- _Set exercise_
Every line in the listing is to be echoed verbatim.

- _Material for this exercise_
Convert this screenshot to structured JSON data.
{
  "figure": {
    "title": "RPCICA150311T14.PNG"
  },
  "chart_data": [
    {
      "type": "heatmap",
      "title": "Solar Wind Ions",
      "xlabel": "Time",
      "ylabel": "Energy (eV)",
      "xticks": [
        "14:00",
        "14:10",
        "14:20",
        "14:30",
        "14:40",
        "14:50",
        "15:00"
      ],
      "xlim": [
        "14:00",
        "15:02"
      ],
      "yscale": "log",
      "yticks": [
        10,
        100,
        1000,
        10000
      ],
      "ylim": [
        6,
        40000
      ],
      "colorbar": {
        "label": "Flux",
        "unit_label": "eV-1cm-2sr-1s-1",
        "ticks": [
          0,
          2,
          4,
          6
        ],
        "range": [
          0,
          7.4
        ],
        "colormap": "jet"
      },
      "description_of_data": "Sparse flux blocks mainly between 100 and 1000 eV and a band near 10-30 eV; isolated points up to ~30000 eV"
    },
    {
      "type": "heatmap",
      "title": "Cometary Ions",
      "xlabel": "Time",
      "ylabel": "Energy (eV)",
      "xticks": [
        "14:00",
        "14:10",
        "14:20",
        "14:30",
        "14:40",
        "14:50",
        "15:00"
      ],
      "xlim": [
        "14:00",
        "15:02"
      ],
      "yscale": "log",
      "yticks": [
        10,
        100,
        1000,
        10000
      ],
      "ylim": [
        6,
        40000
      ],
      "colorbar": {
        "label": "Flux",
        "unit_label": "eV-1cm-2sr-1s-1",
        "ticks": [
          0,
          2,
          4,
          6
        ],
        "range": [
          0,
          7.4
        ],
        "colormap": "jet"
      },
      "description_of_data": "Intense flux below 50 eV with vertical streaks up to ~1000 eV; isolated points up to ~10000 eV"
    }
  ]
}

- _Response_
Convert this screenshot to structured JSON data.
{
  "figure": {
    "title": "RPCICA150311T14.PNG"
  },
  "chart_data": [
    {
      "type": "heatmap",
      "title": "Solar Wind Ions",
      "xlabel": "Time",
      "ylabel": "Energy (eV)",
      "xticks": [
        "14:00",
        "14:10",
        "14:20",
        "14:30",
        "14:40",
        "14:50",
        "15:00"
      ],
      "xlim": [
        "14:00",
        "15:02"
      ],
      "yscale": "log",
      "yticks": [
        10,
        100,
        1000,
        10000
      ],
      "ylim": [
        6,
        40000
      ],
      "colorbar": {
        "label": "Flux",
        "unit_label": "eV-1cm-2sr-1s-1",
        "ticks": [
          0,
          2,
          4,
          6
        ],
        "range": [
          0,
          7.4
        ],
        "colormap": "jet"
      },
      "description_of_data": "Sparse flux blocks mainly between 100 and 1000 eV and a band near 10-30 eV; isolated points up to ~30000 eV"
    },
    {
      "type": "heatmap",
      "title": "Cometary Ions",
      "xlabel": "Time",
      "ylabel": "Energy (eV)",
      "xticks": [
        "14:00",
        "14:10",
        "14:20",
        "14:30",
        "14:40",
        "14:50",
        "15:00"
      ],
      "xlim": [
        "14:00",
        "15:02"
      ],
      "yscale": "log",
      "yticks": [
        10,
        100,
        1000,
        10000
      ],
      "ylim": [
        6,
        40000
      ],
      "colorbar": {
        "label": "Flux",
        "unit_label": "eV-1cm-2sr-1s-1",
        "ticks": [
          0,
          2,
          4,
          6
        ],
        "range": [
          0,
          7.4
        ],
        "colormap": "jet"
      },
      "description_of_data": "Intense flux below 50 eV with vertical streaks up to ~1000 eV; isolated points up to ~10000 eV"
    }
  ]
}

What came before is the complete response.